» DATASET RECORDS
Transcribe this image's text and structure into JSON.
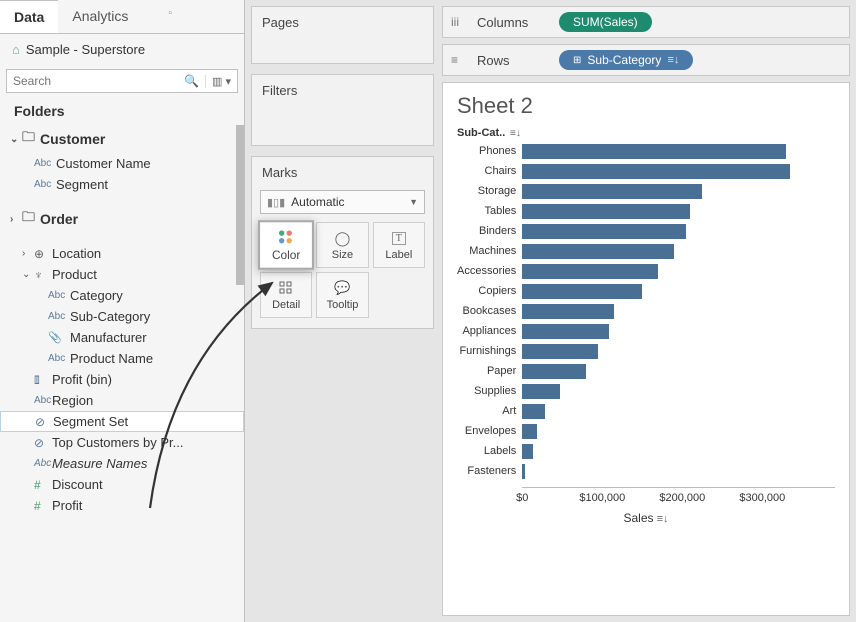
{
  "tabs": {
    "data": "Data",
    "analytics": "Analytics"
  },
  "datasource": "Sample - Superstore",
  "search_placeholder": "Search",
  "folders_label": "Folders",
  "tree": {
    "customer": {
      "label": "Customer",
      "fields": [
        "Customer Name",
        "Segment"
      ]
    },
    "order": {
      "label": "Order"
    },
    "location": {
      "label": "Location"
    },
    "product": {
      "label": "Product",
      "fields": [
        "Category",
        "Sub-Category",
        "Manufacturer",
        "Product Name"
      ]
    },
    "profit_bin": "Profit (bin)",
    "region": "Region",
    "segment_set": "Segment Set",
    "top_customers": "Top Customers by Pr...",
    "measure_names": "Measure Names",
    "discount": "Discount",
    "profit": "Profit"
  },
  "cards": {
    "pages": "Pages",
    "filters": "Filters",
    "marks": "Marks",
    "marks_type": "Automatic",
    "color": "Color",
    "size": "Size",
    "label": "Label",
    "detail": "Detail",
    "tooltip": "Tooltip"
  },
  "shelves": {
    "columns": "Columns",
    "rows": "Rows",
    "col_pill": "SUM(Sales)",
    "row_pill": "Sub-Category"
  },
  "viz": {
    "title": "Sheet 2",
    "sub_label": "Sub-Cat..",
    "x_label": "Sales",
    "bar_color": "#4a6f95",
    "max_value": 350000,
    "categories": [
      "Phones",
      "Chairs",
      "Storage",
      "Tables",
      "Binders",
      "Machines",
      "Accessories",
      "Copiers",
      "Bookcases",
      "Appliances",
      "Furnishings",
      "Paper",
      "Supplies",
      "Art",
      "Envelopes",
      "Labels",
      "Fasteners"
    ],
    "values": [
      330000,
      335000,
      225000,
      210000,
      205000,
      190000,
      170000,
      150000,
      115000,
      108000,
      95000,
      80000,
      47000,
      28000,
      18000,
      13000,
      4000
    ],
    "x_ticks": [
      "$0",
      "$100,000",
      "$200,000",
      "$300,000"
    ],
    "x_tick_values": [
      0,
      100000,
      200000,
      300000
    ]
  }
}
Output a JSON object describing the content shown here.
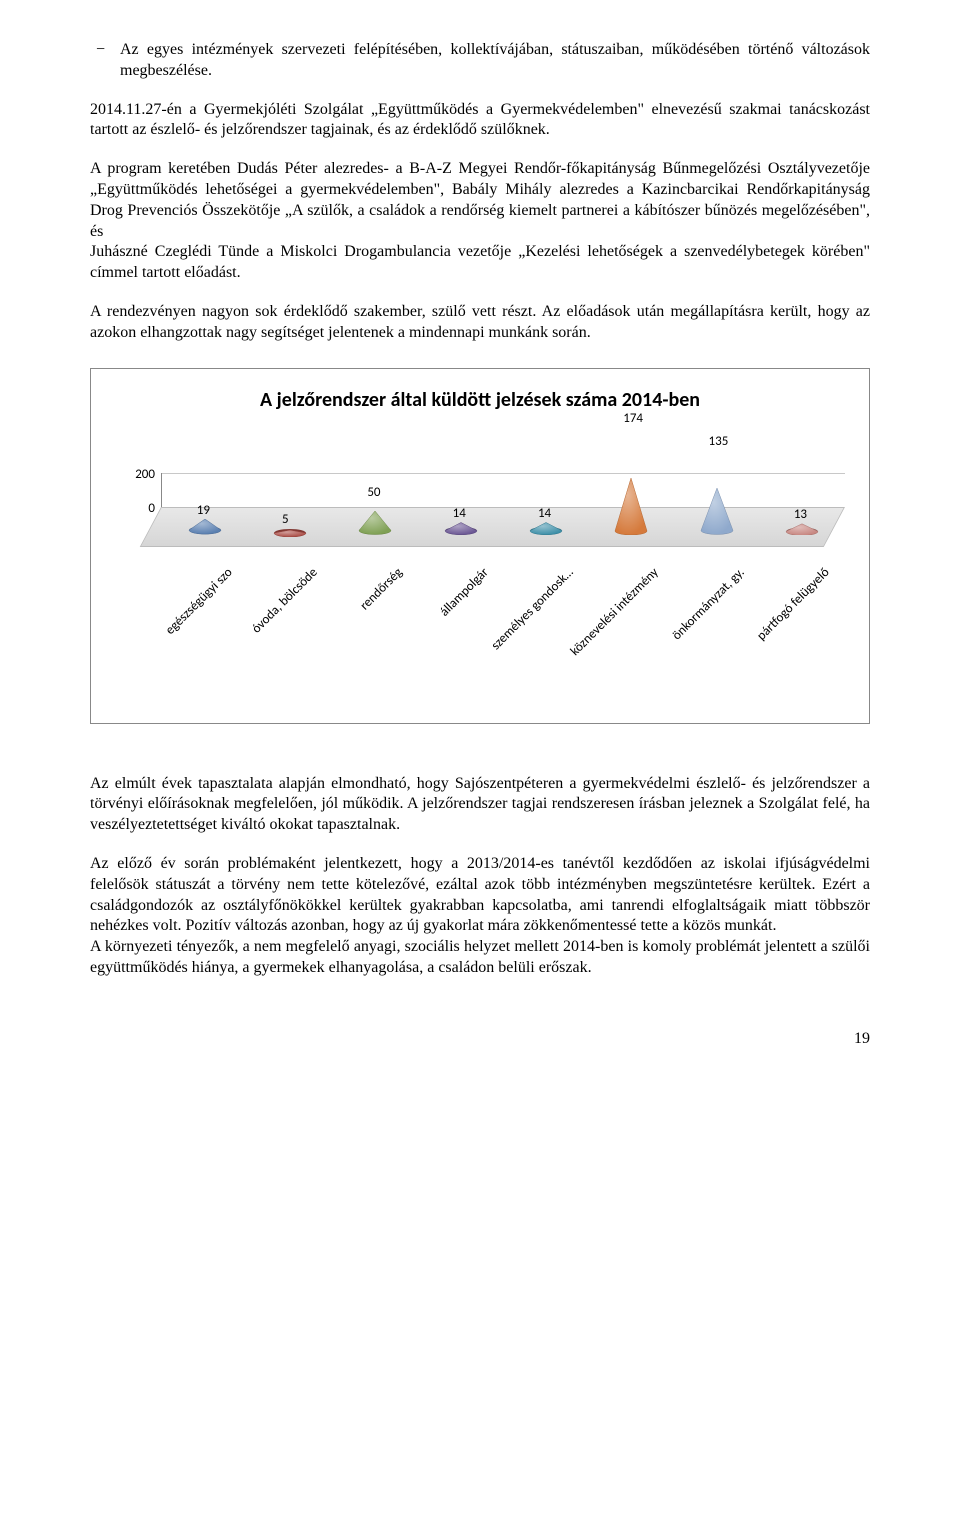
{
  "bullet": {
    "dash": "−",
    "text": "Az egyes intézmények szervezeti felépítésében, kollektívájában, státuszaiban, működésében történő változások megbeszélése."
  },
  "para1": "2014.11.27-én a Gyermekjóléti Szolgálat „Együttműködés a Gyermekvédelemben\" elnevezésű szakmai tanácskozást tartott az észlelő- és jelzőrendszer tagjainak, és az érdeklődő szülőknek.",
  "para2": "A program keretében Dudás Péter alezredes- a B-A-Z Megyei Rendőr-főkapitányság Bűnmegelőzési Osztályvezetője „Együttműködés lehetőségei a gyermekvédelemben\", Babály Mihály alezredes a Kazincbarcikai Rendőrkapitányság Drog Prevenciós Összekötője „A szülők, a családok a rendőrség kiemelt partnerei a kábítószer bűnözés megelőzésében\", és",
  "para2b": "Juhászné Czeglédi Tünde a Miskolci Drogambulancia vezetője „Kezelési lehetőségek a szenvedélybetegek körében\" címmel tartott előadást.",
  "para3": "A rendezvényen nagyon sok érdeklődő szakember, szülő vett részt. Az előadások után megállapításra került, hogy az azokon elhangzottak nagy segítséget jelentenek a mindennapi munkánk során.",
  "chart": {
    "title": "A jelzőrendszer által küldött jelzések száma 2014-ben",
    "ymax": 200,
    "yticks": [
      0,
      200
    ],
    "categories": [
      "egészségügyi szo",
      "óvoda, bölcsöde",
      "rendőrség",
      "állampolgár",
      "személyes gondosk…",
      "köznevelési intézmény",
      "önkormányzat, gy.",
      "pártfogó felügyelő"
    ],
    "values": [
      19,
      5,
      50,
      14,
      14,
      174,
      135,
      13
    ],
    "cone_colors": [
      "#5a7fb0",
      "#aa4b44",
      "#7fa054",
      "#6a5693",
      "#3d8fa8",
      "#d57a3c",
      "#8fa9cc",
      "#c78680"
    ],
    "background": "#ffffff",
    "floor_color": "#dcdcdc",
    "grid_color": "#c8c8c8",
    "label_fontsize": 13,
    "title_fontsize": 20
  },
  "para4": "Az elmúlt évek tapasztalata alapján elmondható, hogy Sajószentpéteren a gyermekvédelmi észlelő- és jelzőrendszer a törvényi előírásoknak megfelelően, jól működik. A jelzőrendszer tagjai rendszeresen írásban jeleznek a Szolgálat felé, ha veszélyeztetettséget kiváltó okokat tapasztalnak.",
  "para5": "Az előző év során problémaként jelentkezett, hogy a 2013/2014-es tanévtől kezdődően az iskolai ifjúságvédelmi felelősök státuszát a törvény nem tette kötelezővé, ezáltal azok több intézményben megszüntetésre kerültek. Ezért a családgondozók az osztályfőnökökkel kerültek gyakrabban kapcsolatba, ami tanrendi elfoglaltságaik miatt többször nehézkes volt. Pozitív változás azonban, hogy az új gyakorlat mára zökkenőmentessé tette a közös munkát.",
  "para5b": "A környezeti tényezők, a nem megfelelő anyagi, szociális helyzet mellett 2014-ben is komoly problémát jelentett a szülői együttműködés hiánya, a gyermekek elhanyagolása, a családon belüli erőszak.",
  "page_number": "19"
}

» JOB
Drop the images and repeat the data exactly.

» ANSWER FOR THIS EXERCISE
Transcribe this image's text and structure into JSON.
{
  "tabs": {
    "data": "Data",
    "analytics": "Analytics"
  },
  "datasource": "Sample - Superstore",
  "search_placeholder": "Search",
  "folders_label": "Folders",
  "tree": {
    "customer": {
      "label": "Customer",
      "fields": [
        "Customer Name",
        "Segment"
      ]
    },
    "order": {
      "label": "Order"
    },
    "location": {
      "label": "Location"
    },
    "product": {
      "label": "Product",
      "fields": [
        "Category",
        "Sub-Category",
        "Manufacturer",
        "Product Name"
      ]
    },
    "profit_bin": "Profit (bin)",
    "region": "Region",
    "segment_set": "Segment Set",
    "top_customers": "Top Customers by Pr...",
    "measure_names": "Measure Names",
    "discount": "Discount",
    "profit": "Profit"
  },
  "cards": {
    "pages": "Pages",
    "filters": "Filters",
    "marks": "Marks",
    "marks_type": "Automatic",
    "color": "Color",
    "size": "Size",
    "label": "Label",
    "detail": "Detail",
    "tooltip": "Tooltip"
  },
  "shelves": {
    "columns": "Columns",
    "rows": "Rows",
    "col_pill": "SUM(Sales)",
    "row_pill": "Sub-Category"
  },
  "viz": {
    "title": "Sheet 2",
    "sub_label": "Sub-Cat..",
    "x_label": "Sales",
    "bar_color": "#4a6f95",
    "max_value": 350000,
    "categories": [
      "Phones",
      "Chairs",
      "Storage",
      "Tables",
      "Binders",
      "Machines",
      "Accessories",
      "Copiers",
      "Bookcases",
      "Appliances",
      "Furnishings",
      "Paper",
      "Supplies",
      "Art",
      "Envelopes",
      "Labels",
      "Fasteners"
    ],
    "values": [
      330000,
      335000,
      225000,
      210000,
      205000,
      190000,
      170000,
      150000,
      115000,
      108000,
      95000,
      80000,
      47000,
      28000,
      18000,
      13000,
      4000
    ],
    "x_ticks": [
      "$0",
      "$100,000",
      "$200,000",
      "$300,000"
    ],
    "x_tick_values": [
      0,
      100000,
      200000,
      300000
    ]
  }
}
Output a JSON object describing the content shown here.
{
  "bullet": {
    "dash": "−",
    "text": "Az egyes intézmények szervezeti felépítésében, kollektívájában, státuszaiban, működésében történő változások megbeszélése."
  },
  "para1": "2014.11.27-én a Gyermekjóléti Szolgálat „Együttműködés a Gyermekvédelemben\" elnevezésű szakmai tanácskozást tartott az észlelő- és jelzőrendszer tagjainak, és az érdeklődő szülőknek.",
  "para2": "A program keretében Dudás Péter alezredes- a B-A-Z Megyei Rendőr-főkapitányság Bűnmegelőzési Osztályvezetője „Együttműködés lehetőségei a gyermekvédelemben\", Babály Mihály alezredes a Kazincbarcikai Rendőrkapitányság Drog Prevenciós Összekötője „A szülők, a családok a rendőrség kiemelt partnerei a kábítószer bűnözés megelőzésében\", és",
  "para2b": "Juhászné Czeglédi Tünde a Miskolci Drogambulancia vezetője „Kezelési lehetőségek a szenvedélybetegek körében\" címmel tartott előadást.",
  "para3": "A rendezvényen nagyon sok érdeklődő szakember, szülő vett részt. Az előadások után megállapításra került, hogy az azokon elhangzottak nagy segítséget jelentenek a mindennapi munkánk során.",
  "chart": {
    "title": "A jelzőrendszer által küldött jelzések száma 2014-ben",
    "ymax": 200,
    "yticks": [
      0,
      200
    ],
    "categories": [
      "egészségügyi szo",
      "óvoda, bölcsöde",
      "rendőrség",
      "állampolgár",
      "személyes gondosk…",
      "köznevelési intézmény",
      "önkormányzat, gy.",
      "pártfogó felügyelő"
    ],
    "values": [
      19,
      5,
      50,
      14,
      14,
      174,
      135,
      13
    ],
    "cone_colors": [
      "#5a7fb0",
      "#aa4b44",
      "#7fa054",
      "#6a5693",
      "#3d8fa8",
      "#d57a3c",
      "#8fa9cc",
      "#c78680"
    ],
    "background": "#ffffff",
    "floor_color": "#dcdcdc",
    "grid_color": "#c8c8c8",
    "label_fontsize": 13,
    "title_fontsize": 20
  },
  "para4": "Az elmúlt évek tapasztalata alapján elmondható, hogy Sajószentpéteren a gyermekvédelmi észlelő- és jelzőrendszer a törvényi előírásoknak megfelelően, jól működik. A jelzőrendszer tagjai rendszeresen írásban jeleznek a Szolgálat felé, ha veszélyeztetettséget kiváltó okokat tapasztalnak.",
  "para5": "Az előző év során problémaként jelentkezett, hogy a 2013/2014-es tanévtől kezdődően az iskolai ifjúságvédelmi felelősök státuszát a törvény nem tette kötelezővé, ezáltal azok több intézményben megszüntetésre kerültek. Ezért a családgondozók az osztályfőnökökkel kerültek gyakrabban kapcsolatba, ami tanrendi elfoglaltságaik miatt többször nehézkes volt. Pozitív változás azonban, hogy az új gyakorlat mára zökkenőmentessé tette a közös munkát.",
  "para5b": "A környezeti tényezők, a nem megfelelő anyagi, szociális helyzet mellett 2014-ben is komoly problémát jelentett a szülői együttműködés hiánya, a gyermekek elhanyagolása, a családon belüli erőszak.",
  "page_number": "19"
}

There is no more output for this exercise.